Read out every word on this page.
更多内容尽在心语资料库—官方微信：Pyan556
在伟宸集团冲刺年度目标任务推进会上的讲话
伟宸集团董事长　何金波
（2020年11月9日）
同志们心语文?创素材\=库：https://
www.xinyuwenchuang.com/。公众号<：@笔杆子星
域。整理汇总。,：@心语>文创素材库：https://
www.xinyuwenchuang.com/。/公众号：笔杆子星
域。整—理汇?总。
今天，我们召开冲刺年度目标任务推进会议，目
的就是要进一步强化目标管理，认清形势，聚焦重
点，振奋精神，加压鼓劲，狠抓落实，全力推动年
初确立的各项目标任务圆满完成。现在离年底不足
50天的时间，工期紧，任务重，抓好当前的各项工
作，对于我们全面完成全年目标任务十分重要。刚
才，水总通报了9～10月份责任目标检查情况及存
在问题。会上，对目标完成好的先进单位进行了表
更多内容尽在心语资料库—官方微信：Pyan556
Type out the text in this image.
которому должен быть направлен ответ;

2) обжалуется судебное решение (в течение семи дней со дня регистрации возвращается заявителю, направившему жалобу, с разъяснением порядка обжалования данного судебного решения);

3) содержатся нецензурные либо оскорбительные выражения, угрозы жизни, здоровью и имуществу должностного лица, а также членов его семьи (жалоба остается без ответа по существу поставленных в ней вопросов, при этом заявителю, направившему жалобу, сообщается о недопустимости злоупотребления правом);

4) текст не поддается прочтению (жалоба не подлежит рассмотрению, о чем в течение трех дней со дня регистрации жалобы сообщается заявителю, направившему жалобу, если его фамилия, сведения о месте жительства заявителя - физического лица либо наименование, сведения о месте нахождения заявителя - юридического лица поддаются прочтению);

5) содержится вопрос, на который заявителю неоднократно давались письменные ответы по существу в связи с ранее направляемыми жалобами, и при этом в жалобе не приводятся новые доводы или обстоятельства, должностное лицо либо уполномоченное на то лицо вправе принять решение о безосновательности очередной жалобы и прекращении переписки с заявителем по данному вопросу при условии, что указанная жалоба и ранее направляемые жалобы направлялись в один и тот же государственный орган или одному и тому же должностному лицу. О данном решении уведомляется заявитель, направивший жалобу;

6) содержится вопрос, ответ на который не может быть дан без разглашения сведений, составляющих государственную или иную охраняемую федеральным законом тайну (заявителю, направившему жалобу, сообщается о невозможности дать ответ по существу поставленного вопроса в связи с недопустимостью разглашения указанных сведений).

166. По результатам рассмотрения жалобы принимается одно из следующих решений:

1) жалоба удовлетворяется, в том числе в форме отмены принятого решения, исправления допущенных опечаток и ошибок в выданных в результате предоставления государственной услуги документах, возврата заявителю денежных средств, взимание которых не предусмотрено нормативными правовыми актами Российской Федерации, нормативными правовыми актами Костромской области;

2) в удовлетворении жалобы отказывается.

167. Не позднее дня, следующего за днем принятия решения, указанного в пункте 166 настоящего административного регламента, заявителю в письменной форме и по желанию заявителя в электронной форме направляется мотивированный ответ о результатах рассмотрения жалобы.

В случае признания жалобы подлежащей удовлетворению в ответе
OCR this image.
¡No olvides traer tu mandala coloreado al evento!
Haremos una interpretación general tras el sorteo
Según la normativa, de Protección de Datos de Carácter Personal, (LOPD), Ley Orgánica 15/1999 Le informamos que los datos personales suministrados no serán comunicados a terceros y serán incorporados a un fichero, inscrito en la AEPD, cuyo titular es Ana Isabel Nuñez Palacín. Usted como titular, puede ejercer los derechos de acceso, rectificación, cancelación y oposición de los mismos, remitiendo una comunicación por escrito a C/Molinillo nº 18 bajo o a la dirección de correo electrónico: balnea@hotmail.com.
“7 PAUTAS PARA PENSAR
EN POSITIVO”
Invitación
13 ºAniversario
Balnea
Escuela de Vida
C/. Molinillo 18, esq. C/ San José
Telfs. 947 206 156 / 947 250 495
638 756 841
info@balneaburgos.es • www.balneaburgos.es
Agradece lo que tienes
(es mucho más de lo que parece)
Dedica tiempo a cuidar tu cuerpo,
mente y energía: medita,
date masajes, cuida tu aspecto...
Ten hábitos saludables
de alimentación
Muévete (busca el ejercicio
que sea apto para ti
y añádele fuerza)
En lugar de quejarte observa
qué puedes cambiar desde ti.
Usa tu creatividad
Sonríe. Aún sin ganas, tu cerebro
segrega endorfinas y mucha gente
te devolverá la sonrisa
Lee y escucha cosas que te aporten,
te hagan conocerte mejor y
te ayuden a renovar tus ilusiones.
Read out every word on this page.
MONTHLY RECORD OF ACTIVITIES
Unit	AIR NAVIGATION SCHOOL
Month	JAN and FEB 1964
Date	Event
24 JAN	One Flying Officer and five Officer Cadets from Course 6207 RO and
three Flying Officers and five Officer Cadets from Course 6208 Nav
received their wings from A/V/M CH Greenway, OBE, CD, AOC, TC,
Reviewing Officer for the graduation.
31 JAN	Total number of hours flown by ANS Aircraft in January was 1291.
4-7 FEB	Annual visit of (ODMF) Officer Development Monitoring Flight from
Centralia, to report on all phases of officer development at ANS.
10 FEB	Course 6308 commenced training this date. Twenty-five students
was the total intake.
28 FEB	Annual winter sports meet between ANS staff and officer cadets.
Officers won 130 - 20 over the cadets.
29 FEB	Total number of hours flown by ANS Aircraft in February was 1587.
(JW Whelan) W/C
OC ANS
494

+===+

- Given problem:
Every record above must be duplicated exactly.

- Answer for this exercise:
Read out every word on this page.
更多内容尽在心语资料库—官方微信：Pyan556
在伟宸集团冲刺年度目标任务推进会上的讲话
伟宸集团董事长　何金波
（2020年11月9日）
同志们心语文?创素材\=库：https://
www.xinyuwenchuang.com/。公众号<：@笔杆子星
域。整理汇总。,：@心语>文创素材库：https://
www.xinyuwenchuang.com/。/公众号：笔杆子星
域。整—理汇?总。
今天，我们召开冲刺年度目标任务推进会议，目
的就是要进一步强化目标管理，认清形势，聚焦重
点，振奋精神，加压鼓劲，狠抓落实，全力推动年
初确立的各项目标任务圆满完成。现在离年底不足
50天的时间，工期紧，任务重，抓好当前的各项工
作，对于我们全面完成全年目标任务十分重要。刚
才，水总通报了9～10月份责任目标检查情况及存
在问题。会上，对目标完成好的先进单位进行了表
更多内容尽在心语资料库—官方微信：Pyan556
Type out the text in this image.
которому должен быть направлен ответ;

2) обжалуется судебное решение (в течение семи дней со дня регистрации возвращается заявителю, направившему жалобу, с разъяснением порядка обжалования данного судебного решения);

3) содержатся нецензурные либо оскорбительные выражения, угрозы жизни, здоровью и имуществу должностного лица, а также членов его семьи (жалоба остается без ответа по существу поставленных в ней вопросов, при этом заявителю, направившему жалобу, сообщается о недопустимости злоупотребления правом);

4) текст не поддается прочтению (жалоба не подлежит рассмотрению, о чем в течение трех дней со дня регистрации жалобы сообщается заявителю, направившему жалобу, если его фамилия, сведения о месте жительства заявителя - физического лица либо наименование, сведения о месте нахождения заявителя - юридического лица поддаются прочтению);

5) содержится вопрос, на который заявителю неоднократно давались письменные ответы по существу в связи с ранее направляемыми жалобами, и при этом в жалобе не приводятся новые доводы или обстоятельства, должностное лицо либо уполномоченное на то лицо вправе принять решение о безосновательности очередной жалобы и прекращении переписки с заявителем по данному вопросу при условии, что указанная жалоба и ранее направляемые жалобы направлялись в один и тот же государственный орган или одному и тому же должностному лицу. О данном решении уведомляется заявитель, направивший жалобу;

6) содержится вопрос, ответ на который не может быть дан без разглашения сведений, составляющих государственную или иную охраняемую федеральным законом тайну (заявителю, направившему жалобу, сообщается о невозможности дать ответ по существу поставленного вопроса в связи с недопустимостью разглашения указанных сведений).

166. По результатам рассмотрения жалобы принимается одно из следующих решений:

1) жалоба удовлетворяется, в том числе в форме отмены принятого решения, исправления допущенных опечаток и ошибок в выданных в результате предоставления государственной услуги документах, возврата заявителю денежных средств, взимание которых не предусмотрено нормативными правовыми актами Российской Федерации, нормативными правовыми актами Костромской области;

2) в удовлетворении жалобы отказывается.

167. Не позднее дня, следующего за днем принятия решения, указанного в пункте 166 настоящего административного регламента, заявителю в письменной форме и по желанию заявителя в электронной форме направляется мотивированный ответ о результатах рассмотрения жалобы.

В случае признания жалобы подлежащей удовлетворению в ответе
OCR this image.
¡No olvides traer tu mandala coloreado al evento!
Haremos una interpretación general tras el sorteo
Según la normativa, de Protección de Datos de Carácter Personal, (LOPD), Ley Orgánica 15/1999 Le informamos que los datos personales suministrados no serán comunicados a terceros y serán incorporados a un fichero, inscrito en la AEPD, cuyo titular es Ana Isabel Nuñez Palacín. Usted como titular, puede ejercer los derechos de acceso, rectificación, cancelación y oposición de los mismos, remitiendo una comunicación por escrito a C/Molinillo nº 18 bajo o a la dirección de correo electrónico: balnea@hotmail.com.
“7 PAUTAS PARA PENSAR
EN POSITIVO”
Invitación
13 ºAniversario
Balnea
Escuela de Vida
C/. Molinillo 18, esq. C/ San José
Telfs. 947 206 156 / 947 250 495
638 756 841
info@balneaburgos.es • www.balneaburgos.es
Agradece lo que tienes
(es mucho más de lo que parece)
Dedica tiempo a cuidar tu cuerpo,
mente y energía: medita,
date masajes, cuida tu aspecto...
Ten hábitos saludables
de alimentación
Muévete (busca el ejercicio
que sea apto para ti
y añádele fuerza)
En lugar de quejarte observa
qué puedes cambiar desde ti.
Usa tu creatividad
Sonríe. Aún sin ganas, tu cerebro
segrega endorfinas y mucha gente
te devolverá la sonrisa
Lee y escucha cosas que te aporten,
te hagan conocerte mejor y
te ayuden a renovar tus ilusiones.
Read out every word on this page.
MONTHLY RECORD OF ACTIVITIES
Unit	AIR NAVIGATION SCHOOL
Month	JAN and FEB 1964
Date	Event
24 JAN	One Flying Officer and five Officer Cadets from Course 6207 RO and
three Flying Officers and five Officer Cadets from Course 6208 Nav
received their wings from A/V/M CH Greenway, OBE, CD, AOC, TC,
Reviewing Officer for the graduation.
31 JAN	Total number of hours flown by ANS Aircraft in January was 1291.
4-7 FEB	Annual visit of (ODMF) Officer Development Monitoring Flight from
Centralia, to report on all phases of officer development at ANS.
10 FEB	Course 6308 commenced training this date. Twenty-five students
was the total intake.
28 FEB	Annual winter sports meet between ANS staff and officer cadets.
Officers won 130 - 20 over the cadets.
29 FEB	Total number of hours flown by ANS Aircraft in February was 1587.
(JW Whelan) W/C
OC ANS
494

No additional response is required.